§ **Task brief**: Go through the listing beneath this task and return every line that carries the string "kinh".

§ **Data rows**:
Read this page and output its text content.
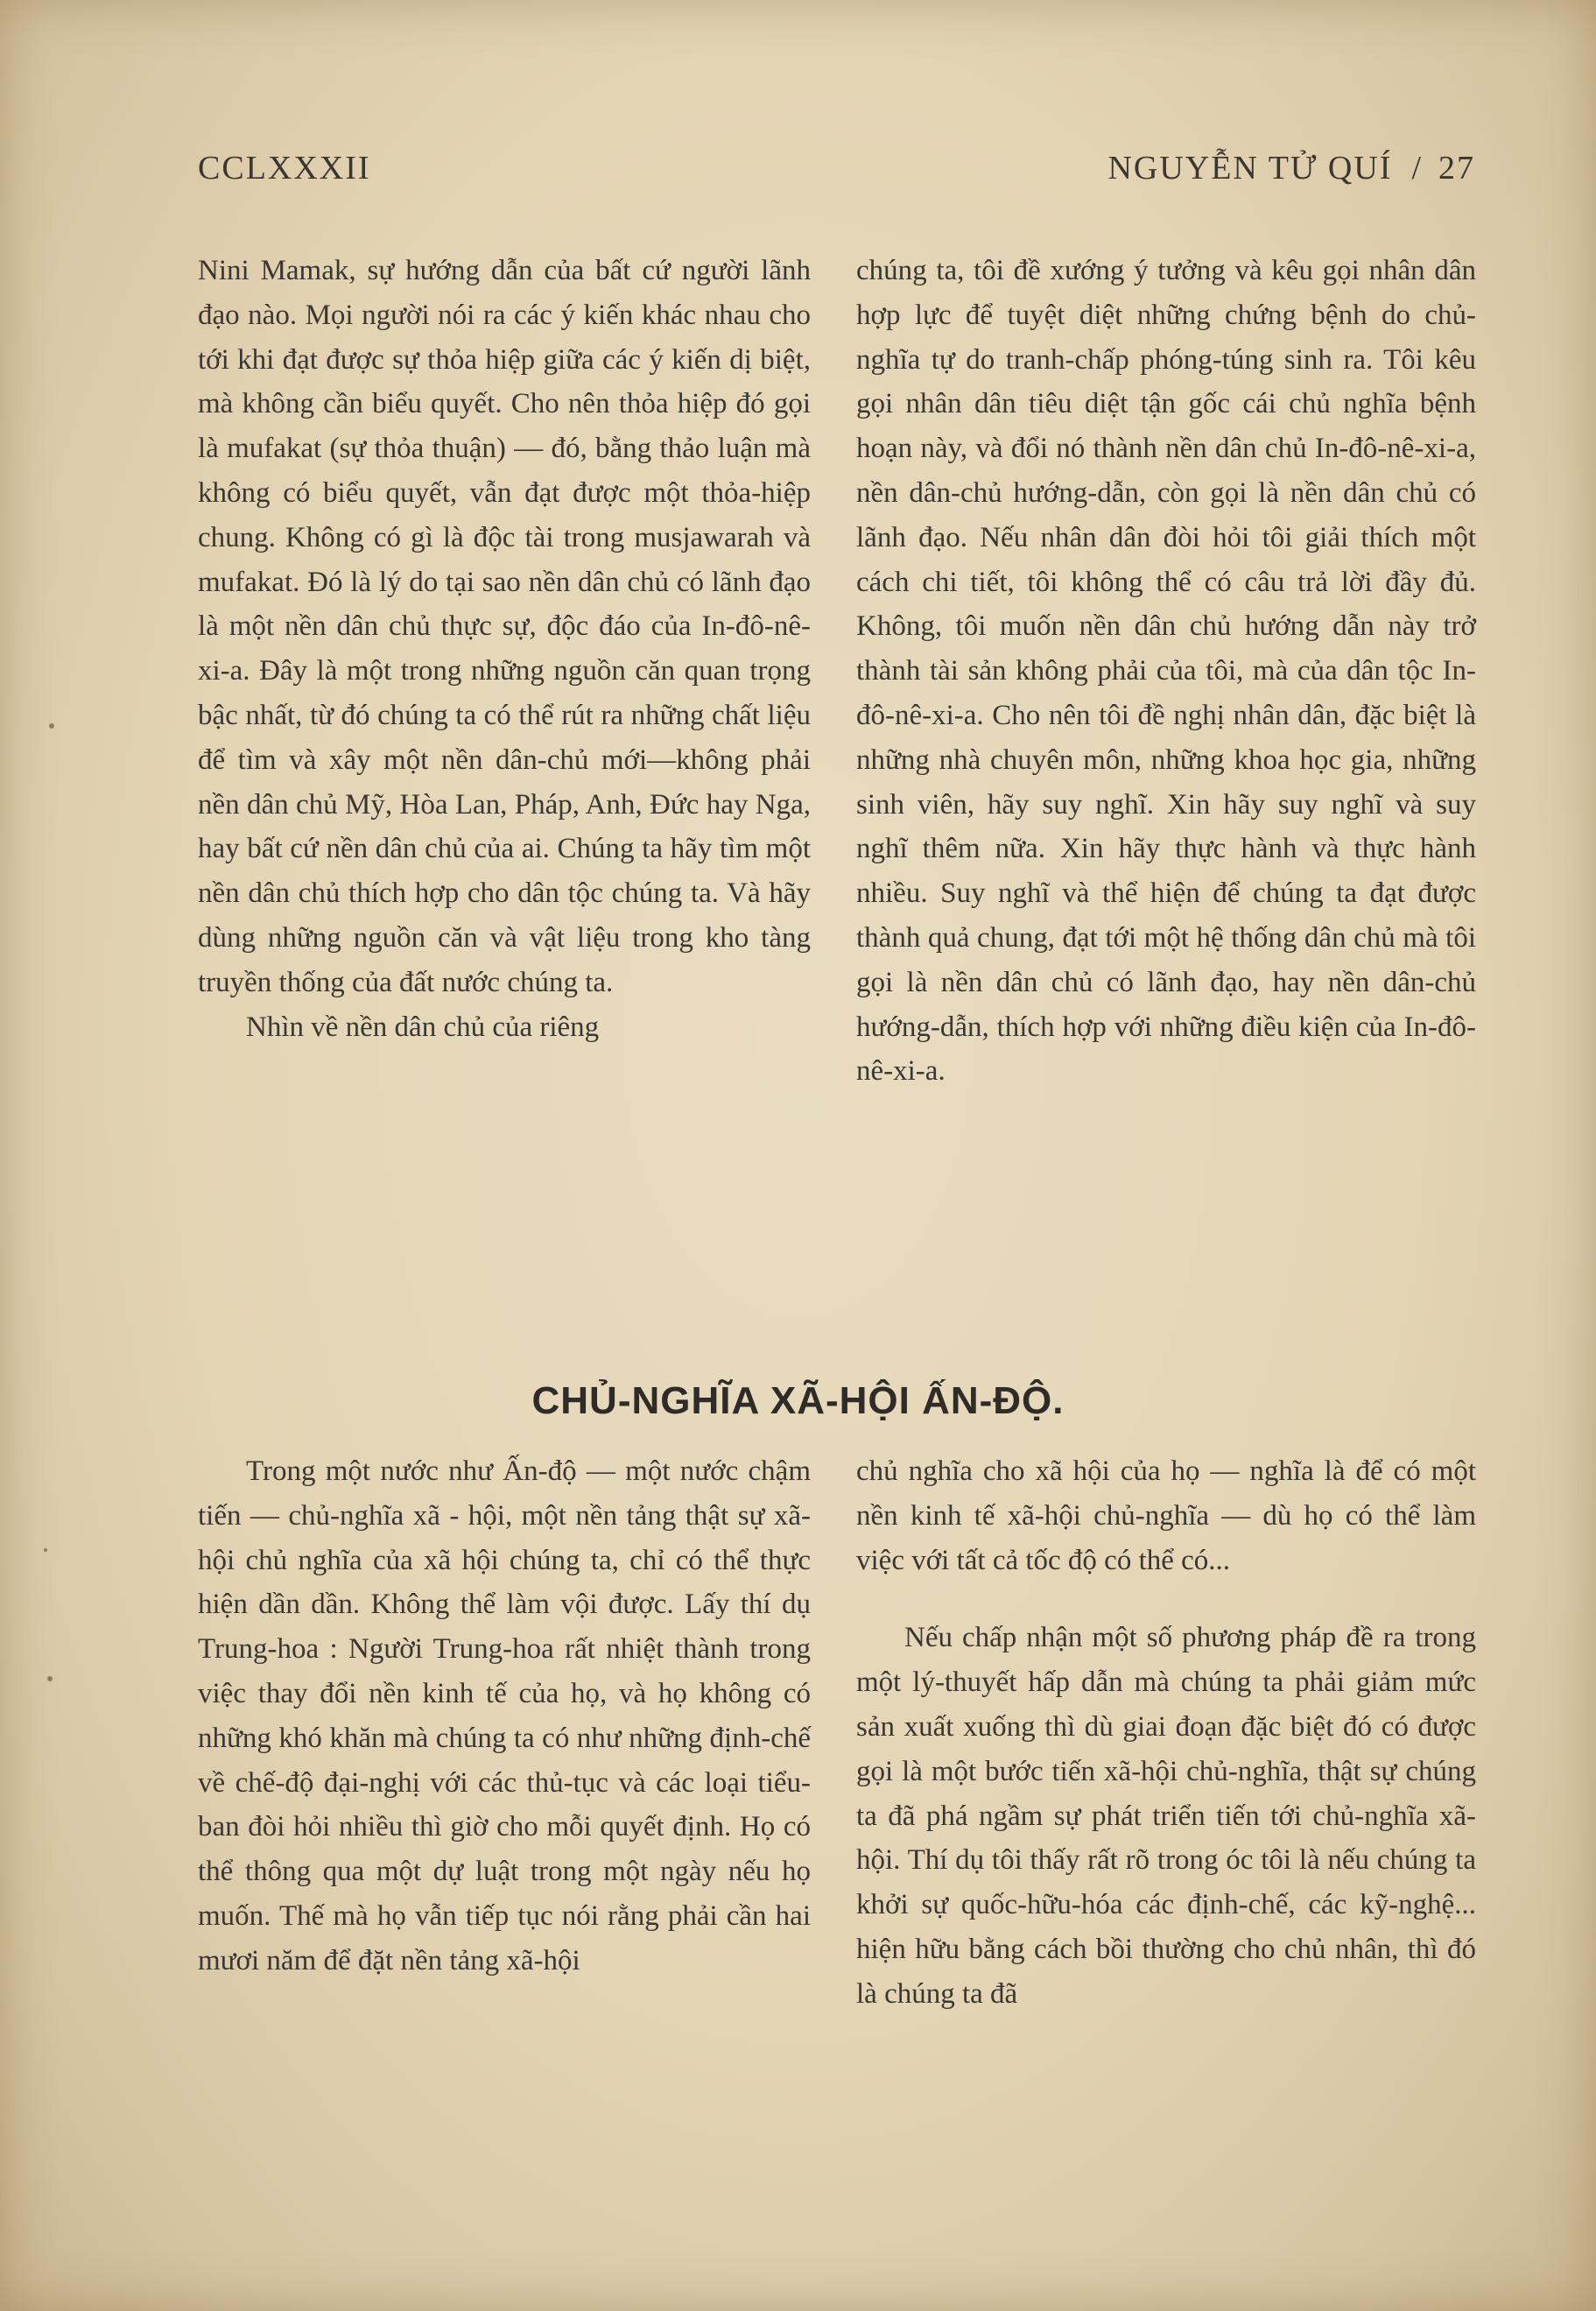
CCLXXXII	NGUYỄN TỬ QUÍ / 27

Nini Mamak, sự hướng dẫn của bất cứ người lãnh đạo nào. Mọi người nói ra các ý kiến khác nhau cho tới khi đạt được sự thỏa hiệp giữa các ý kiến dị biệt, mà không cần biểu quyết. Cho nên thỏa hiệp đó gọi là mufakat (sự thỏa thuận) — đó, bằng thảo luận mà không có biểu quyết, vẫn đạt được một thỏa-hiệp chung. Không có gì là độc tài trong musjawarah và mufakat. Đó là lý do tại sao nền dân chủ có lãnh đạo là một nền dân chủ thực sự, độc đáo của In-đô-nê-xi-a. Đây là một trong những nguồn căn quan trọng bậc nhất, từ đó chúng ta có thể rút ra những chất liệu để tìm và xây một nền dân-chủ mới—không phải nền dân chủ Mỹ, Hòa Lan, Pháp, Anh, Đức hay Nga, hay bất cứ nền dân chủ của ai. Chúng ta hãy tìm một nền dân chủ thích hợp cho dân tộc chúng ta. Và hãy dùng những nguồn căn và vật liệu trong kho tàng truyền thống của đất nước chúng ta.

Nhìn về nền dân chủ của riêng

chúng ta, tôi đề xướng ý tưởng và kêu gọi nhân dân hợp lực để tuyệt diệt những chứng bệnh do chủ-nghĩa tự do tranh-chấp phóng-túng sinh ra. Tôi kêu gọi nhân dân tiêu diệt tận gốc cái chủ nghĩa bệnh hoạn này, và đổi nó thành nền dân chủ In-đô-nê-xi-a, nền dân-chủ hướng-dẫn, còn gọi là nền dân chủ có lãnh đạo. Nếu nhân dân đòi hỏi tôi giải thích một cách chi tiết, tôi không thể có câu trả lời đầy đủ. Không, tôi muốn nền dân chủ hướng dẫn này trở thành tài sản không phải của tôi, mà của dân tộc In-đô-nê-xi-a. Cho nên tôi đề nghị nhân dân, đặc biệt là những nhà chuyên môn, những khoa học gia, những sinh viên, hãy suy nghĩ. Xin hãy suy nghĩ và suy nghĩ thêm nữa. Xin hãy thực hành và thực hành nhiều. Suy nghĩ và thể hiện để chúng ta đạt được thành quả chung, đạt tới một hệ thống dân chủ mà tôi gọi là nền dân chủ có lãnh đạo, hay nền dân-chủ hướng-dẫn, thích hợp với những điều kiện của In-đô-nê-xi-a.

CHỦ-NGHĨA XÃ-HỘI ẤN-ĐỘ.

Trong một nước như Ấn-độ — một nước chậm tiến — chủ-nghĩa xã - hội, một nền tảng thật sự xã-hội chủ nghĩa của xã hội chúng ta, chỉ có thể thực hiện dần dần. Không thể làm vội được. Lấy thí dụ Trung-hoa : Người Trung-hoa rất nhiệt thành trong việc thay đổi nền kinh tế của họ, và họ không có những khó khăn mà chúng ta có như những định-chế về chế-độ đại-nghị với các thủ-tục và các loại tiểu-ban đòi hỏi nhiều thì giờ cho mỗi quyết định. Họ có thể thông qua một dự luật trong một ngày nếu họ muốn. Thế mà họ vẫn tiếp tục nói rằng phải cần hai mươi năm để đặt nền tảng xã-hội

chủ nghĩa cho xã hội của họ — nghĩa là để có một nền kinh tế xã-hội chủ-nghĩa — dù họ có thể làm việc với tất cả tốc độ có thể có...

Nếu chấp nhận một số phương pháp đề ra trong một lý-thuyết hấp dẫn mà chúng ta phải giảm mức sản xuất xuống thì dù giai đoạn đặc biệt đó có được gọi là một bước tiến xã-hội chủ-nghĩa, thật sự chúng ta đã phá ngầm sự phát triển tiến tới chủ-nghĩa xã-hội. Thí dụ tôi thấy rất rõ trong óc tôi là nếu chúng ta khởi sự quốc-hữu-hóa các định-chế, các kỹ-nghệ... hiện hữu bằng cách bồi thường cho chủ nhân, thì đó là chúng ta đã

§ **Result of this task**:
Trong một nước như Ấn-độ — một nước chậm tiến — chủ-nghĩa xã - hội, một nền tảng thật sự xã-hội chủ nghĩa của xã hội chúng ta, chỉ có thể thực hiện dần dần. Không thể làm vội được. Lấy thí dụ Trung-hoa : Người Trung-hoa rất nhiệt thành trong việc thay đổi nền kinh tế của họ, và họ không có những khó khăn mà chúng ta có như những định-chế về chế-độ đại-nghị với các thủ-tục và các loại tiểu-ban đòi hỏi nhiều thì giờ cho mỗi quyết định. Họ có thể thông qua một dự luật trong một ngày nếu họ muốn. Thế mà họ vẫn tiếp tục nói rằng phải cần hai mươi năm để đặt nền tảng xã-hội
chủ nghĩa cho xã hội của họ — nghĩa là để có một nền kinh tế xã-hội chủ-nghĩa — dù họ có thể làm việc với tất cả tốc độ có thể có...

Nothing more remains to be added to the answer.